- ven, 23/10/2015 - 09:05
Qui est Soraya Aziz Souleymane qui suscite admiration auprès de ses compatriotes pour sa brillante réussite professionnelle comme pour les combats qu’elle mène pour l’émergence d’un Congo nouveau?
Elle a été élue Femme Minière de l’Année 2015 (WomanOf TheYear_2015) le 15 octobre 2015 au cours d’un banquet offert par le gotha minier au salon du tout nouvel hôtel Béatrice, à Kinshasa.
Quatre ans plus tôt, elle avait été proclamée Miss Leadership Congo 2011 pour avoir formé plus de 4000 femmes adultes à la lecture, à l’écriture, à des opérations budgétaires, à la vie associative, etc.
Qui est Soraya Aziz Souleymane qui suscite admiration auprès de ses compatriotes pour sa brillante réussite professionnelle comme pour les combats qu’elle mène pour l’émergence d’un Congo nouveau?
Sur cette vénérable diva - le mot n’est pas fort - du réseau social Twitter (304 millions d’utilisateurs/mois, 500 millions de tweets/jour), l’un d’eux (@Achi_MATHE) a posté à l’adresse du ministre Tryphon Kin-kiey Mulumba (@kkmtry) le tweet ci-après: «Vous cherchez un stock de compétences en RDC, en voici une @SoraZIZ. Il y en a d’autres si vous voulez».

ÉNONCÉ:
Pour chacune des affirmations suivantes, dites si elle concorde avec le texte sur Soraya Aziz Souleymane, puis justifiez par oui ou non en citant les mots décisifs du texte.
1. Soraya Aziz Souleymane a reçu le titre de Femme Minière de l’Année 2015.
2. Elle a été proclamée Miss Leadership Congo deux ans avant cette distinction.
3. Le tweet cité a été posté par le ministre Tryphon Kin-kiey Mulumba.

LIGNES:
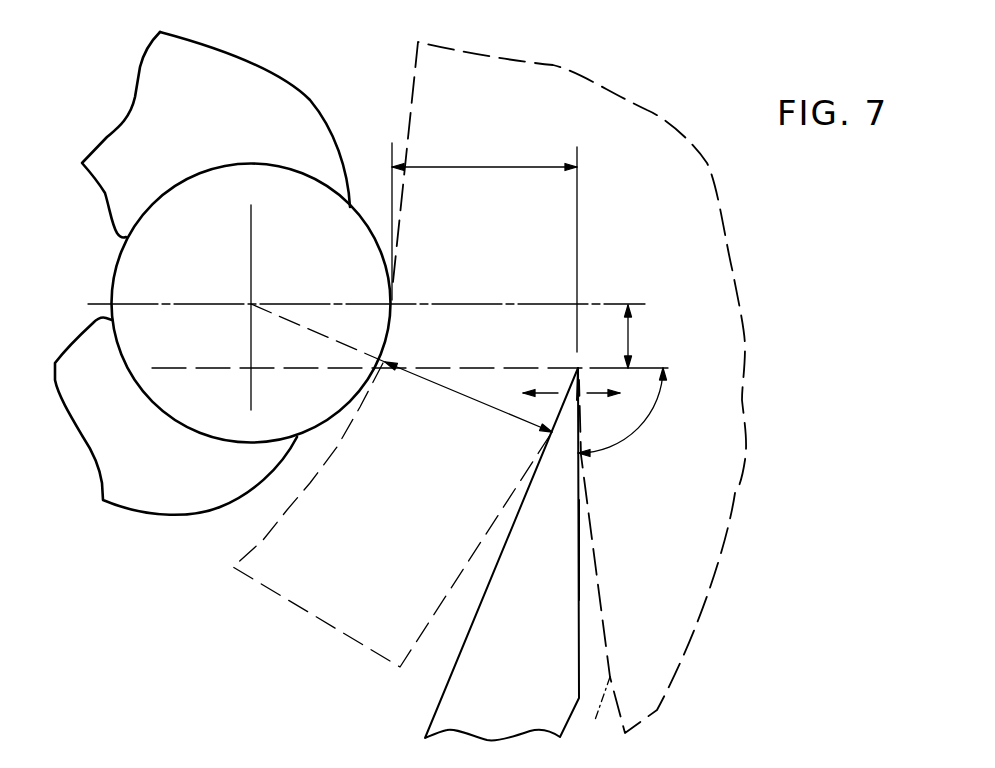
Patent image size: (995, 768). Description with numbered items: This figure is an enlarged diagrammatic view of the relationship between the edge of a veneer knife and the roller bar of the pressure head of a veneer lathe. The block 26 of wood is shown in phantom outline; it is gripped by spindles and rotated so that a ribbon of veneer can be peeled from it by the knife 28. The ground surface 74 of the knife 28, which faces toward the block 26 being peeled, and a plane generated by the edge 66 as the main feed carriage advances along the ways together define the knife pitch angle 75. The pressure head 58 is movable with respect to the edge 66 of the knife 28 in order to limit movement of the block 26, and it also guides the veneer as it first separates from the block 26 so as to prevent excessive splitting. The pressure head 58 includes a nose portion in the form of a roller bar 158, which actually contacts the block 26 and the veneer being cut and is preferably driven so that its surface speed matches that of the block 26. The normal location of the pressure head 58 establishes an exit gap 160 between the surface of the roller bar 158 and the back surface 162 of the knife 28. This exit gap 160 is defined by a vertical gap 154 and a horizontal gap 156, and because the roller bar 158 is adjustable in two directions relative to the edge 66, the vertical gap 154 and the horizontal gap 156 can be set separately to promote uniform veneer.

The block of wood 26 is at (569, 395).
The knife 28 is at (545, 631).
The pressure head 58 is at (298, 87).
The edge 66 is at (577, 366).
The ground surface 74 is at (580, 550).
The knife pitch angle 75 is at (633, 433).
The vertical gap 154 is at (628, 337).
The horizontal gap 156 is at (485, 165).
The roller bar 158 is at (115, 263).
The exit gap 160 is at (450, 390).
The back surface 162 is at (460, 653).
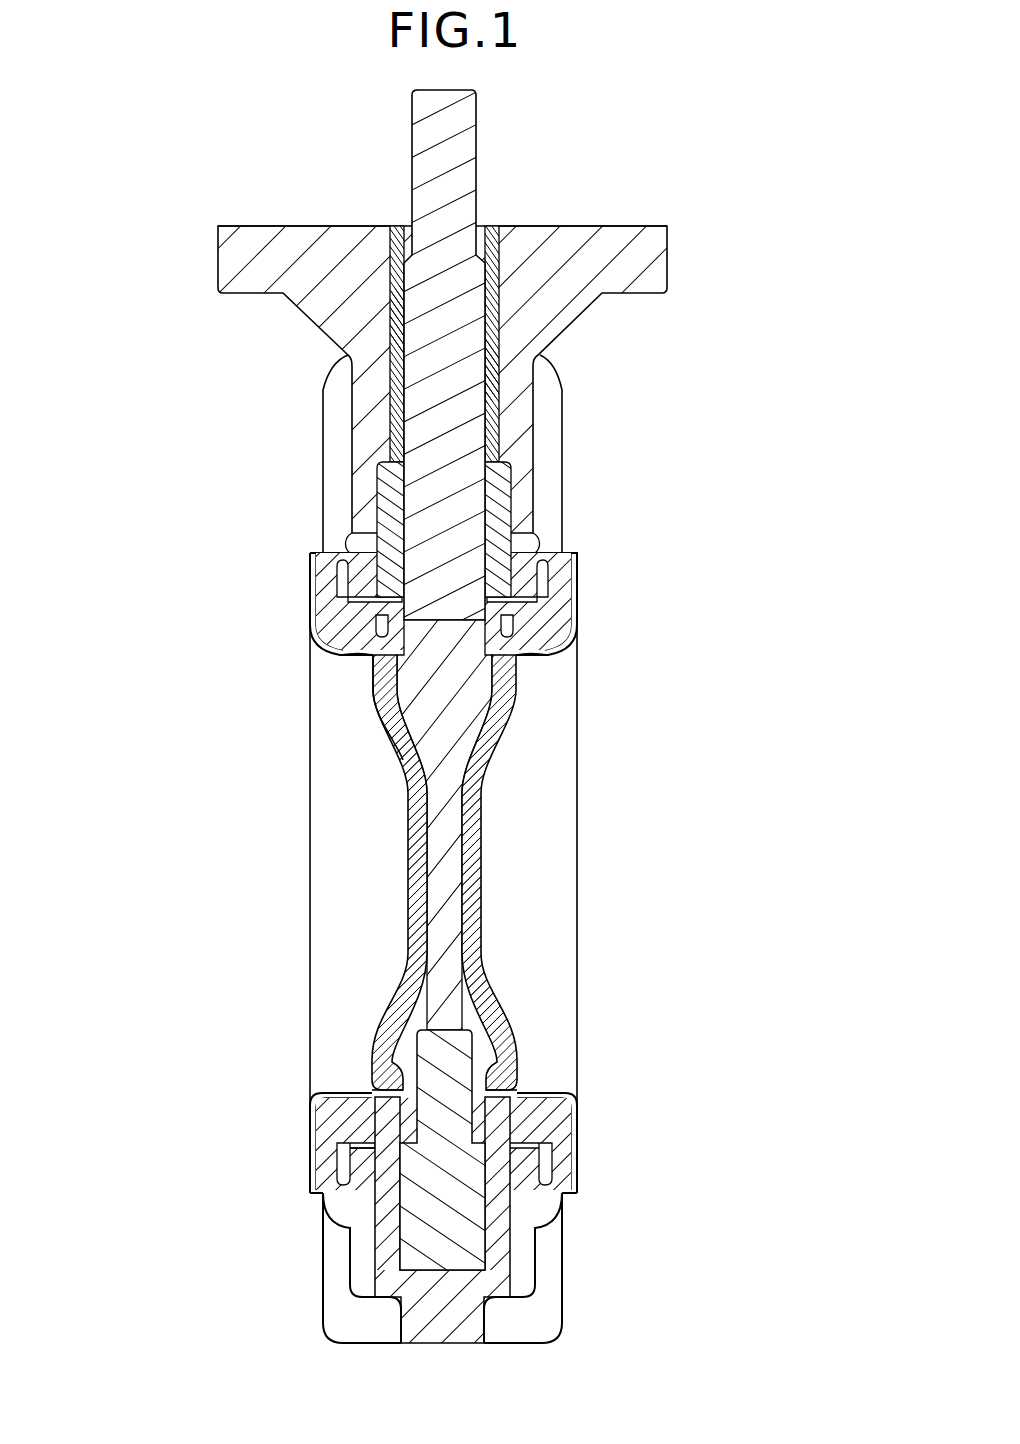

CORRIGÉ:
1. Oui : « Elle a été élue Femme Minière de l’Année 2015 ».
2. Non : « Quatre ans plus tôt, elle avait été proclamée Miss Leadership Congo 2011 ».
3. Non : « l’un d’eux (@Achi_MATHE) a posté à l’adresse du ministre Tryphon Kin-kiey Mulumba (@kkmtry) le tweet ci-après ».